Problem to work on: Search the data for the word "text" and copy every line where it occurs.

Dataset:
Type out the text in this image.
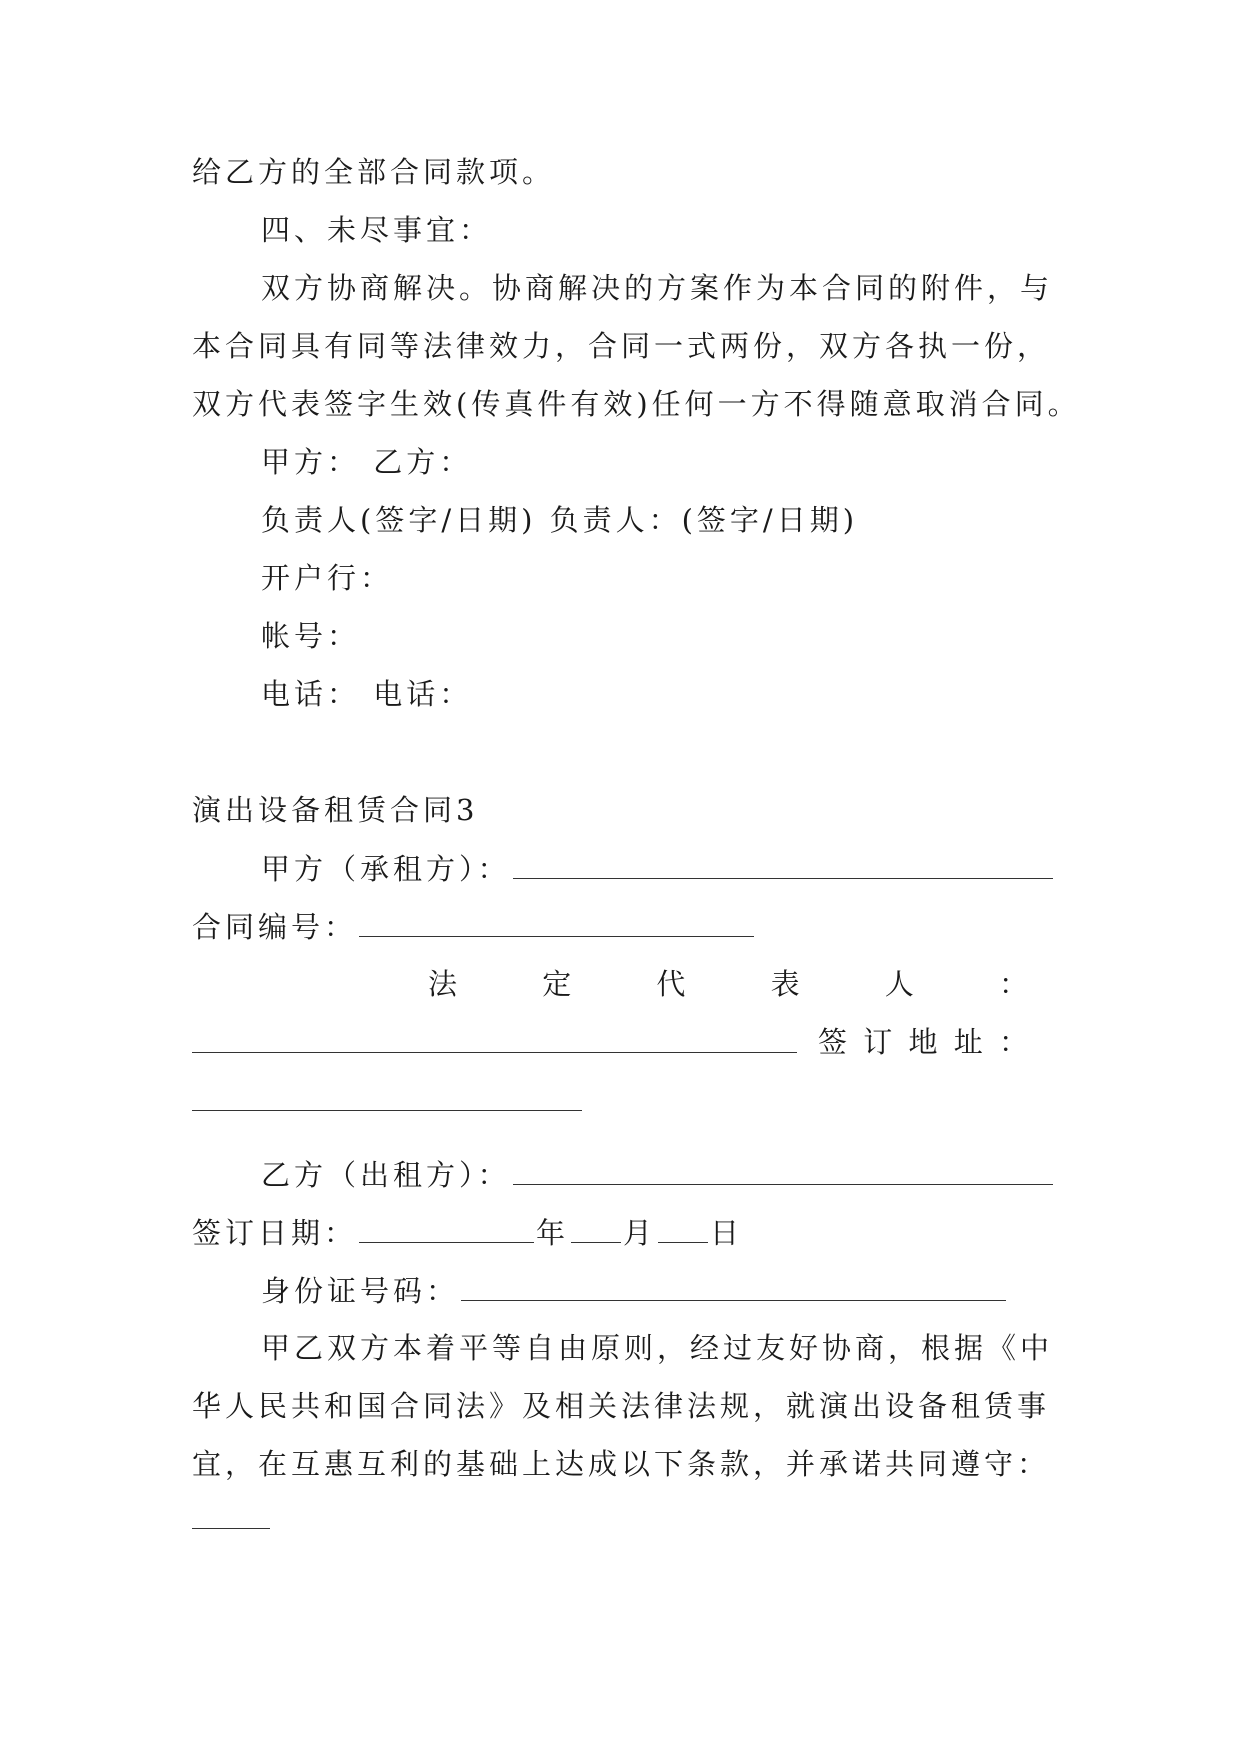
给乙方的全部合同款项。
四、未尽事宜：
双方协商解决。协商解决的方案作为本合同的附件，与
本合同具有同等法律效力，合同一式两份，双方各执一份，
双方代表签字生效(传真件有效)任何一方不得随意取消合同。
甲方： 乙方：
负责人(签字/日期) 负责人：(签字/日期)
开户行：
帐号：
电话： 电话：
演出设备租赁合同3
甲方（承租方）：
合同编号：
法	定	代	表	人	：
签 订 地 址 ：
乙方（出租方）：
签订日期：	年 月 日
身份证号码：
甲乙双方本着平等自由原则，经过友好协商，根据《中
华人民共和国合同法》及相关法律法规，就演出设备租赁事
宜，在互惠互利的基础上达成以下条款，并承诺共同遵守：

--

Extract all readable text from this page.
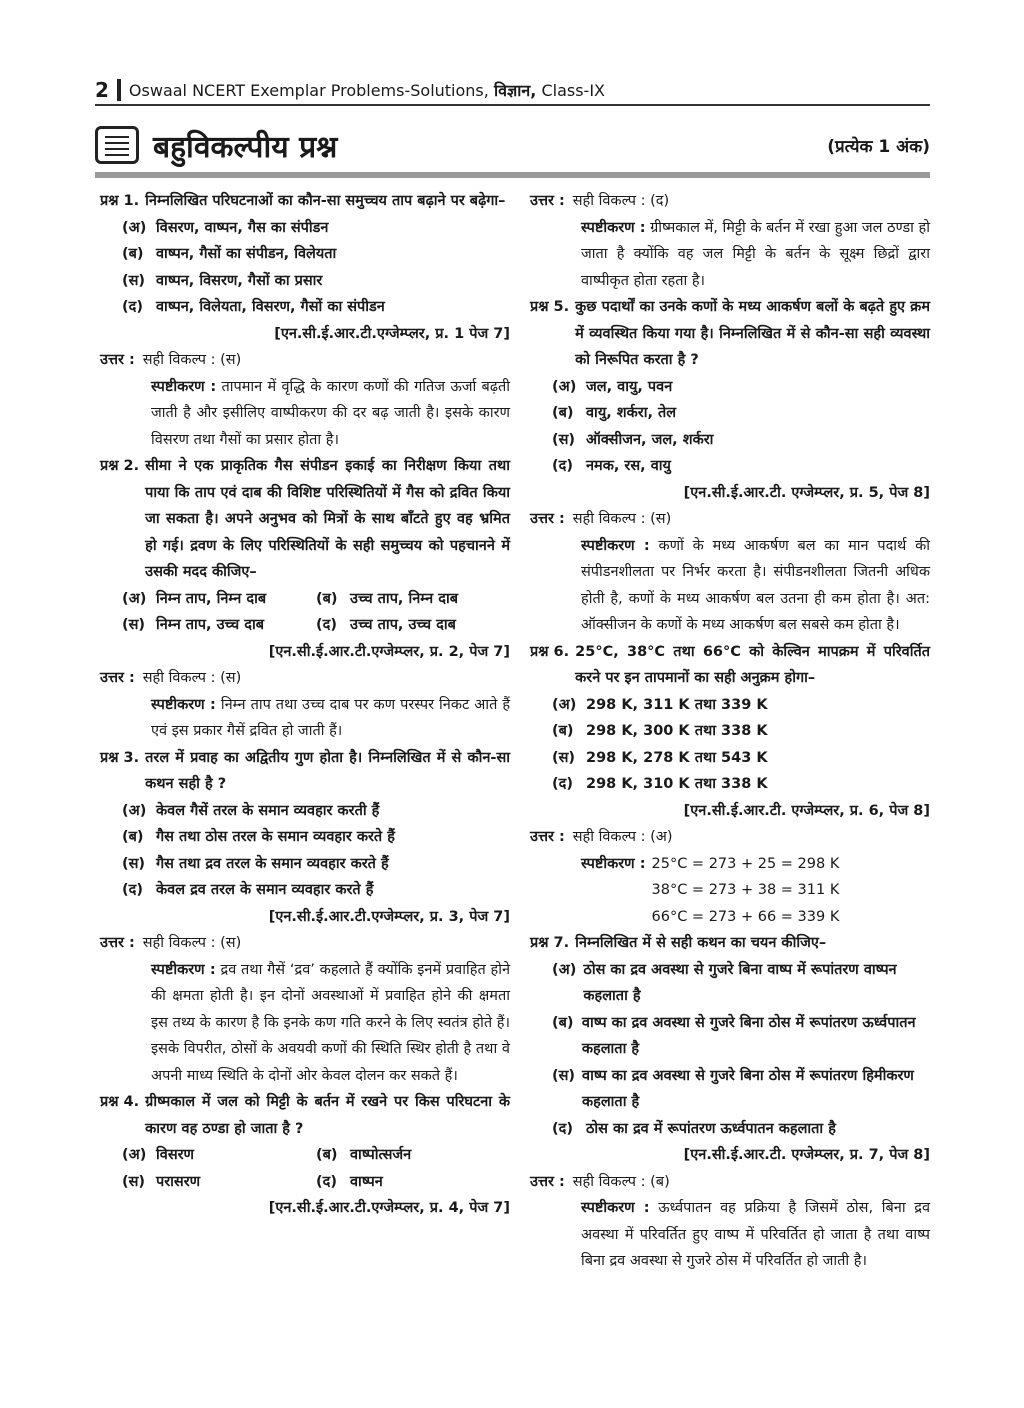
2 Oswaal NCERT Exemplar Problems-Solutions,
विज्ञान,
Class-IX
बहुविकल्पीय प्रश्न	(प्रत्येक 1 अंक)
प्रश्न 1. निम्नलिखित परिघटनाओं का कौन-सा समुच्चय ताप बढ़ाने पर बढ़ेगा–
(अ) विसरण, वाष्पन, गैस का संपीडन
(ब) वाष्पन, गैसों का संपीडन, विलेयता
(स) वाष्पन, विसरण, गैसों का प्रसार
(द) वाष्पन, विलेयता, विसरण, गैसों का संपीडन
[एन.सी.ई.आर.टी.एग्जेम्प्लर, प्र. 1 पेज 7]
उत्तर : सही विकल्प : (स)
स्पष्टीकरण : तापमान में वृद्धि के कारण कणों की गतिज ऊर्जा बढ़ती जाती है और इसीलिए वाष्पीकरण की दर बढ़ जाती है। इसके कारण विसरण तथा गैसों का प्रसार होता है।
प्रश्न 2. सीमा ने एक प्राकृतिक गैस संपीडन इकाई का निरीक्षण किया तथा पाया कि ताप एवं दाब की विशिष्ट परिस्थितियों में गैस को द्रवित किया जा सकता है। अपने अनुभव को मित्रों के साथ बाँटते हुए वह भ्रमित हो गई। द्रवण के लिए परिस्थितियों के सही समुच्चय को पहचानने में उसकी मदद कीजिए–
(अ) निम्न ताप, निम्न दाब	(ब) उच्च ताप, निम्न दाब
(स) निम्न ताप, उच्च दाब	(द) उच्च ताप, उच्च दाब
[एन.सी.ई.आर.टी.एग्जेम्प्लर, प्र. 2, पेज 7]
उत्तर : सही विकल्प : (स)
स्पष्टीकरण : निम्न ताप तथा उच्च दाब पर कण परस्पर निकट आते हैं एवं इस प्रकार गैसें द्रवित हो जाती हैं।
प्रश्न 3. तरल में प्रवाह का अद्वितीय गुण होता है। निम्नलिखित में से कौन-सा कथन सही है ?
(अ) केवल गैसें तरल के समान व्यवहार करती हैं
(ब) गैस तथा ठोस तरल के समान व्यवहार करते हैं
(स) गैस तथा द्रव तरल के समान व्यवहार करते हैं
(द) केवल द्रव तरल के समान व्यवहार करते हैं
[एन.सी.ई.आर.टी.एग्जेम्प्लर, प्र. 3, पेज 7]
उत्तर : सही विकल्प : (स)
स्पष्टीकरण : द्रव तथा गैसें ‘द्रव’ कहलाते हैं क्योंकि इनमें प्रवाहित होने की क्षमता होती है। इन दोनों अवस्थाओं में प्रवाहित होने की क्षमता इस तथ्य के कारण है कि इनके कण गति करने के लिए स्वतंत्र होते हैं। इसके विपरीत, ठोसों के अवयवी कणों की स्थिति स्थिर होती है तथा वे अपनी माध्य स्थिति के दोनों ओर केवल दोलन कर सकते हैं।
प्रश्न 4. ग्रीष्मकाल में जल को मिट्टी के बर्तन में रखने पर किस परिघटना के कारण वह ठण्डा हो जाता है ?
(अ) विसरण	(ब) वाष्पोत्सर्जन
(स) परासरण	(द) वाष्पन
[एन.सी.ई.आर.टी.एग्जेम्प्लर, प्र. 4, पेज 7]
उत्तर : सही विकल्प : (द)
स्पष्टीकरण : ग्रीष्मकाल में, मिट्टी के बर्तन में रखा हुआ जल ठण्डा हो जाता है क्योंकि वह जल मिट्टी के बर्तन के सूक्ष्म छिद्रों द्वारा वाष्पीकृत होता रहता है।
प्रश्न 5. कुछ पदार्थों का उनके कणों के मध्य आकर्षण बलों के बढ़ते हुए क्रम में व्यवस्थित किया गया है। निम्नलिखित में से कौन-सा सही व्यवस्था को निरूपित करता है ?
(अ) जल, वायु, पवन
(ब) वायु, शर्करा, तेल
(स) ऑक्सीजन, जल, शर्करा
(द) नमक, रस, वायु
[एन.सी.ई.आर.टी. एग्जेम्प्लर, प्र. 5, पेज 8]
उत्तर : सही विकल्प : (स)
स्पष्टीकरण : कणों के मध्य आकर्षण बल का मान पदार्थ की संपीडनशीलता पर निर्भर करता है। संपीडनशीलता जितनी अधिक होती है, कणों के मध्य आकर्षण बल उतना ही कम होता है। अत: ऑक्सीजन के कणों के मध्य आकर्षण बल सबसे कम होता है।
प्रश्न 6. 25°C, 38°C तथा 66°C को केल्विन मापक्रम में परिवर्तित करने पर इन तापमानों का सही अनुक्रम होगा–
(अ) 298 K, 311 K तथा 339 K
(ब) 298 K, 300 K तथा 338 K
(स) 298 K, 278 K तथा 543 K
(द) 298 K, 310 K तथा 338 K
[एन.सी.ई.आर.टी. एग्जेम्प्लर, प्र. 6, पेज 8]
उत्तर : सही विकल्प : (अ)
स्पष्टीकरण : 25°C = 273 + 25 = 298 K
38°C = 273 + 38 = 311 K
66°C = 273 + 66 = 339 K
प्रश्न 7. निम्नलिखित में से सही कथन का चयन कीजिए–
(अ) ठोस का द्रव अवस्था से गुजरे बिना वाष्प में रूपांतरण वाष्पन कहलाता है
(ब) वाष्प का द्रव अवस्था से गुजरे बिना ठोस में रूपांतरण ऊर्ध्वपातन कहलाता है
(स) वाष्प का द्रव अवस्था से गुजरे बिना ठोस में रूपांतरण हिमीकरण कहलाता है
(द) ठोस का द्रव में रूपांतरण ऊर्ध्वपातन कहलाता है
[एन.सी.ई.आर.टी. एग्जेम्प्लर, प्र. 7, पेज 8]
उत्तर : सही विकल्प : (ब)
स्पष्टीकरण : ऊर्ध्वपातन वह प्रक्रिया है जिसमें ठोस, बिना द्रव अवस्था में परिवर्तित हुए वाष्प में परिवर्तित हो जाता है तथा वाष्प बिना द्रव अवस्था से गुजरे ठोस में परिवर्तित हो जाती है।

Solution:
Type out the text in this image.
Extract all readable text from this page.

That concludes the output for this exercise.